──────── Data to process
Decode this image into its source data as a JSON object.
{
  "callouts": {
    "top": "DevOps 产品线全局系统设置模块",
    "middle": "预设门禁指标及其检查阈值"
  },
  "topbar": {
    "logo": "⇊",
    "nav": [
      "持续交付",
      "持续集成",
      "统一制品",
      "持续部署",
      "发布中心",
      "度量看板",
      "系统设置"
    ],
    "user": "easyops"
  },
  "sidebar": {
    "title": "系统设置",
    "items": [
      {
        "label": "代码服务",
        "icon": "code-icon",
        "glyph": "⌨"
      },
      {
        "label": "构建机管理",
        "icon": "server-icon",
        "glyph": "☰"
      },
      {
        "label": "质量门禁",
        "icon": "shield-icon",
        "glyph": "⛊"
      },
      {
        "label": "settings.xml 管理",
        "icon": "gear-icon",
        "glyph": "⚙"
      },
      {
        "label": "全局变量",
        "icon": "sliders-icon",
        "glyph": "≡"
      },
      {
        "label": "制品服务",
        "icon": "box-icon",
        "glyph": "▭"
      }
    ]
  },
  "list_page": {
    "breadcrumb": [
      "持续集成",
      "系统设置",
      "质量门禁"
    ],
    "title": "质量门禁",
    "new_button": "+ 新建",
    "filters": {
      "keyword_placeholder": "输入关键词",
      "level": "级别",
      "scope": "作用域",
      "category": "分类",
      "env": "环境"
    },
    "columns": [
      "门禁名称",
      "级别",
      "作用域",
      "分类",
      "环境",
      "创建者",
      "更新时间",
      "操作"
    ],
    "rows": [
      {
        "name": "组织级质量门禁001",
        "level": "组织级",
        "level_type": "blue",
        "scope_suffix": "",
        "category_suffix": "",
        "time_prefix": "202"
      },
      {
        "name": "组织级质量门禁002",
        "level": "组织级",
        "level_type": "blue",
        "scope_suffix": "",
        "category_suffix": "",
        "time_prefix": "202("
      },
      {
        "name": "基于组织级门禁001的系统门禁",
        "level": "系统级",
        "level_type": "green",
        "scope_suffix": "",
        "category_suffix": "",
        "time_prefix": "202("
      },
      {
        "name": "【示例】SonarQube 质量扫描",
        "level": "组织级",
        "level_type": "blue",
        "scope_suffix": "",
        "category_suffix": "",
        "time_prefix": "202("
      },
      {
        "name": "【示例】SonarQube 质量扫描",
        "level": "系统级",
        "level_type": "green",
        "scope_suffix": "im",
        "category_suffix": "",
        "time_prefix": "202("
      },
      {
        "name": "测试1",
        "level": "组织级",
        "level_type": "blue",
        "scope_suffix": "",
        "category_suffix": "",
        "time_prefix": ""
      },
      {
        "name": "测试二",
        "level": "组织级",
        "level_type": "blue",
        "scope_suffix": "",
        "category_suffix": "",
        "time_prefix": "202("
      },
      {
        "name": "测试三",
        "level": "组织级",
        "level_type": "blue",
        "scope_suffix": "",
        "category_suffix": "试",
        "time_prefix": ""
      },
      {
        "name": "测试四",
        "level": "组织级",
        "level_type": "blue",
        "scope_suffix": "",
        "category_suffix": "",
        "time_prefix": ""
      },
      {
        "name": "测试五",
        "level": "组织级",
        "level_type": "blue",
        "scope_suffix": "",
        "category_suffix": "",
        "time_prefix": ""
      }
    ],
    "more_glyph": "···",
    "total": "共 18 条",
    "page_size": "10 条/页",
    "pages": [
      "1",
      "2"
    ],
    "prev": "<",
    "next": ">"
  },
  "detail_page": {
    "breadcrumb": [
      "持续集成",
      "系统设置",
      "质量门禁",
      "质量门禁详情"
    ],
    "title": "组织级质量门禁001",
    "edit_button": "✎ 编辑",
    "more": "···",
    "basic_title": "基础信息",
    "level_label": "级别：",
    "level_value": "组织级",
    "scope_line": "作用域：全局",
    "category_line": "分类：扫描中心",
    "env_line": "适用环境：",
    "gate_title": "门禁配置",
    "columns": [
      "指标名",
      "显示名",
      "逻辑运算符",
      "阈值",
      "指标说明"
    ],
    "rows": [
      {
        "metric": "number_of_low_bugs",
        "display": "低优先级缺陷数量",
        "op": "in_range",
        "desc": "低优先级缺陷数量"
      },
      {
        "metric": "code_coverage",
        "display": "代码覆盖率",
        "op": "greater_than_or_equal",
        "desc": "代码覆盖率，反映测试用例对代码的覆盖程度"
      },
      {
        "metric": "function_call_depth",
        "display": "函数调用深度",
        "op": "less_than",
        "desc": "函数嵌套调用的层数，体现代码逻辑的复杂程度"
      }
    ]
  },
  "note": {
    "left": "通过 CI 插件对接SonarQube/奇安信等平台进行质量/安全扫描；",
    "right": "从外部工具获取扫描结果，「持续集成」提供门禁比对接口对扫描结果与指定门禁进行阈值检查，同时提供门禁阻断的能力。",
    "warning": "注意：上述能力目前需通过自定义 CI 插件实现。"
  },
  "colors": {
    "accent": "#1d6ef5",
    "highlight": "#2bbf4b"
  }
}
────────────────
──────── Data to process
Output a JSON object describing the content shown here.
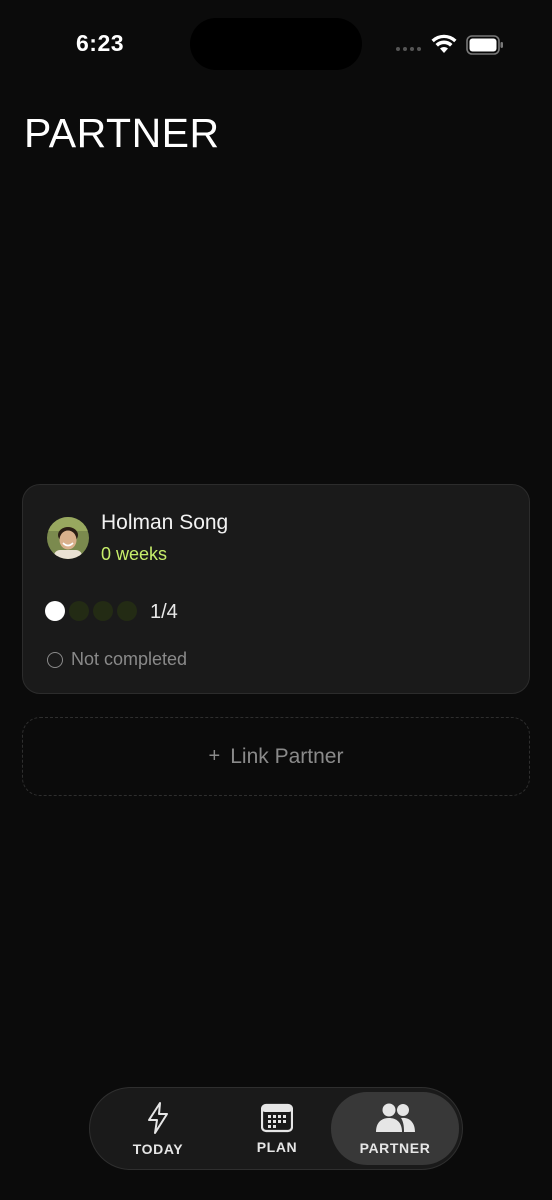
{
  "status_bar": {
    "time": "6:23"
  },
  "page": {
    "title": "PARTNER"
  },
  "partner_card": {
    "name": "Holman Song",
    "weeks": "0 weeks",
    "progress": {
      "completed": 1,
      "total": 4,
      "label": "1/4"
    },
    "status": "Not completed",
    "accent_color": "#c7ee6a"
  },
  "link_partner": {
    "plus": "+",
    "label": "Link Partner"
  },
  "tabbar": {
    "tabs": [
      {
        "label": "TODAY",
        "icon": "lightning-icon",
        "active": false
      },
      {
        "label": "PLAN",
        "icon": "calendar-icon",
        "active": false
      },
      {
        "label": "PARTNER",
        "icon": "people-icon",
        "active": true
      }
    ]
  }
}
────────────────
What the exercise asks -> Single out each line of the records above with the string "代码覆盖率" in it, and copy it.

Solution for this exercise ->
        "display": "代码覆盖率",
        "desc": "代码覆盖率，反映测试用例对代码的覆盖程度"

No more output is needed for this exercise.